:: THINGS TO DO ::
A: Reproduce the passage of the blog post on group decision-making from "GroupWe’re a social" up to and including "so as a team.".
B: Write the next part of the blog post on group decision-making, picking up after its last sentence.

(DOCUMENT PASSAGE begins)

Tools for Changing the World

Social psychology for social good

My group makes better decisions than your group

July 11th, 2011

GroupWe’re a social species, we humans, and we like to gather together when it’s time to make important decisions. There’s a sense of comfort in community, as well as a belief that we make better choices when we do so as a team.

Except that, unfortunately, we don’t. Sometimes we make terrible choices as a team.

Here are some of the things we do wrong:

  • We spend most of our time telling each other things that everyone already knows instead of sharing information known only to ourselves
  • Each of us puts in less effort as the group gets larger (as we saw in a previous post)
  • If we know the other group members’ preferences before we discuss the problem, we pay less attention to the available information.

Fortunately, there are several ways to improve your group’s decision-making abilities.

Present information before preferences. Avoid the third error listed above by sharing as much information as possible before group members announce their own decision preferences.

(DOCUMENT PASSAGE ends)
(STUDY MATERIAL begins)

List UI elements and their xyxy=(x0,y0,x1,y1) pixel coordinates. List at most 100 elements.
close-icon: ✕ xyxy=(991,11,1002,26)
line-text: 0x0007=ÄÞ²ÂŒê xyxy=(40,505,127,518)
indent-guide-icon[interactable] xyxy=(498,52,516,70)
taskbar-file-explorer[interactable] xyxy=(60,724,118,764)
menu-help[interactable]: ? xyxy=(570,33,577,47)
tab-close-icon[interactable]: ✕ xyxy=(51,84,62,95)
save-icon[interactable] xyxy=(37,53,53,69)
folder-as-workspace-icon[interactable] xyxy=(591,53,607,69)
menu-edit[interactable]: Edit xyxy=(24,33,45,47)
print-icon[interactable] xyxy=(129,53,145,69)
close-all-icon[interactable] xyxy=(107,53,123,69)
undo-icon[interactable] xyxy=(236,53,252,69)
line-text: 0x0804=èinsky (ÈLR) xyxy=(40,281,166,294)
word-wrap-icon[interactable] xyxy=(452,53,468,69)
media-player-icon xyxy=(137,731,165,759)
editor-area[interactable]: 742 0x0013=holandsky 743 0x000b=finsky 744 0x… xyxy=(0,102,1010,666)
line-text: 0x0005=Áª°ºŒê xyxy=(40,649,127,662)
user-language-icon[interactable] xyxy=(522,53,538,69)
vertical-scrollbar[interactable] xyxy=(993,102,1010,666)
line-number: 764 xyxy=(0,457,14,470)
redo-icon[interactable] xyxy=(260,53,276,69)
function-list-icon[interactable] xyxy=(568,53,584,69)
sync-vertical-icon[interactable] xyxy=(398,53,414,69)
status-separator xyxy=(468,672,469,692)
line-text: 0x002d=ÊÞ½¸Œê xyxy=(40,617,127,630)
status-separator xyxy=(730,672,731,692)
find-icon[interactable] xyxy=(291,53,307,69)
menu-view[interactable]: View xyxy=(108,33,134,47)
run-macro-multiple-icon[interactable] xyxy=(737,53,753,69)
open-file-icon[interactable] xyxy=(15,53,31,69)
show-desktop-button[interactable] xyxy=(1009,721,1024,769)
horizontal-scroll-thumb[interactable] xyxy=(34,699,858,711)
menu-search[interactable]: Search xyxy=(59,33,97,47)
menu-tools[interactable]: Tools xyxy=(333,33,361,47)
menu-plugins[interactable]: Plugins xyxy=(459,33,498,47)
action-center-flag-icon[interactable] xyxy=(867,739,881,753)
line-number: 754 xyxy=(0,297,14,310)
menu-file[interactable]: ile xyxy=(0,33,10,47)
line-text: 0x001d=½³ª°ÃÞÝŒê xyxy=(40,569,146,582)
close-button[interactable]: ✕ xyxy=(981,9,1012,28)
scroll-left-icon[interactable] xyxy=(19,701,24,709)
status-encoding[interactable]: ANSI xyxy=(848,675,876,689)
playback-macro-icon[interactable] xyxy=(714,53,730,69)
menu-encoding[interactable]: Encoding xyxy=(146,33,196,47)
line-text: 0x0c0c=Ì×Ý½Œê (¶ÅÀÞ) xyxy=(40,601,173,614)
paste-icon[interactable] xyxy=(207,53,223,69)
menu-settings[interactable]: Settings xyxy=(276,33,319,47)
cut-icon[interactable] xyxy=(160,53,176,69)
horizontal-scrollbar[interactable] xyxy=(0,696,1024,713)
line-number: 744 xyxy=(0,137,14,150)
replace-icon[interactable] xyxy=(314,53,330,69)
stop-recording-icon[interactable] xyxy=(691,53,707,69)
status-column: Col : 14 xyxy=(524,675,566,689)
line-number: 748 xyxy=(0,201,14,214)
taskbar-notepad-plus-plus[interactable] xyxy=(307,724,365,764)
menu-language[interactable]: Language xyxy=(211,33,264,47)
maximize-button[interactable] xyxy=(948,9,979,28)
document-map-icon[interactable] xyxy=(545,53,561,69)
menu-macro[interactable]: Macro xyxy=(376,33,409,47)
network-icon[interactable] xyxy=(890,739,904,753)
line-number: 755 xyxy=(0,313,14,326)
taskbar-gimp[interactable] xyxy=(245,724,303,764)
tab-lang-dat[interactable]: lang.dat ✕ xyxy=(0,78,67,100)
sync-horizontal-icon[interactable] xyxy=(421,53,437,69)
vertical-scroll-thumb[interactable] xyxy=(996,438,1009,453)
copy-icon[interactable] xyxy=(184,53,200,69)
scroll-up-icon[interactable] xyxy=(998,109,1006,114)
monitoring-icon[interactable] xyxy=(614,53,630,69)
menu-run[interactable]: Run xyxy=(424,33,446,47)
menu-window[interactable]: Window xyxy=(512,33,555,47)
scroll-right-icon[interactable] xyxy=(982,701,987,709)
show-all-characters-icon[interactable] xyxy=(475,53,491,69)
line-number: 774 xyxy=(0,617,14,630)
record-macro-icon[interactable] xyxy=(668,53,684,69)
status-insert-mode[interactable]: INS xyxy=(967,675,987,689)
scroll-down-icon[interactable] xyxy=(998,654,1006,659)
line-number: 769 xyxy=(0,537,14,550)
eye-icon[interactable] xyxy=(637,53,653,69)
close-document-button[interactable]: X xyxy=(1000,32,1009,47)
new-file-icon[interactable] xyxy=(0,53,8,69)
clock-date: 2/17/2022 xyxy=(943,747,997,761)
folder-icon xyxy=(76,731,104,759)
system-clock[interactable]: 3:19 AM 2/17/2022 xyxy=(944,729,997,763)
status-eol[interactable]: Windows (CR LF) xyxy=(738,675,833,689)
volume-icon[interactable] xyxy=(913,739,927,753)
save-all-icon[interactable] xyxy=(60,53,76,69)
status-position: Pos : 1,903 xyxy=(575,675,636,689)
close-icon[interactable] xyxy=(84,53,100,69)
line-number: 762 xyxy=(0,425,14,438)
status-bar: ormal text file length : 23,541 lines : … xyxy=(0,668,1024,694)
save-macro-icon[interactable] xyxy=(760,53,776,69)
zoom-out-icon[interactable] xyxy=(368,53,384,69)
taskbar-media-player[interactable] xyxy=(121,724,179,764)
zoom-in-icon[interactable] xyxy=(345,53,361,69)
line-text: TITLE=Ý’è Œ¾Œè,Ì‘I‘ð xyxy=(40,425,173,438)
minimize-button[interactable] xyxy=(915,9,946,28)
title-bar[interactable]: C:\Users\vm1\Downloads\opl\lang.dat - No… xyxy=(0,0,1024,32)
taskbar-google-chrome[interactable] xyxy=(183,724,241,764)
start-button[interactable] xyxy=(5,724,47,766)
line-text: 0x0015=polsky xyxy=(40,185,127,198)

(STUDY MATERIAL ends)

:: TASK RESULTS ::
A:
GroupWe’re a social species, we humans, and we like to gather together when it’s time to make important decisions. There’s a sense of comfort in community, as well as a belief that we make better choices when we do so as a team.

B:
Include more women. One large study found that groups performed a variety of tasks better if they included more women or more individuals with high “social sensitivity” (the ability to recognize other people’s emotions).

Savage Chickens, by Doug SavageLet everyone talk. The same study found that groups in which a few people dominated the conversation didn’t perform as well as groups in which people took turns talking.

Publicly identify your experts. When groups were informed of individual members’ expertise in specific areas at the start of a meeting, members were more likely to share information that wasn’t known to the rest of the group.

Rank your alternatives. Groups told to list their alternatives in order from best to worst tended to make better decisions than did groups told to pick the best alternative.

Discuss reasons for disagreements. Teams of two people were found to make better decisions than individuals did – but only if they communicated about why they disagreed and how sure they were of their own opinions.

Don’t play “devil’s advocate”. While real disagreement can spur original thinking and attitude change, playing the devil’s advocate can make people dig their heels in and defend their original position.

There are enough tips here that most of us could benefit from one or two, so I expect you all to get out there and start improving your team decision processes.

Because it’s not like the world couldn’t use a few better decisions here and there. Maybe more than a few.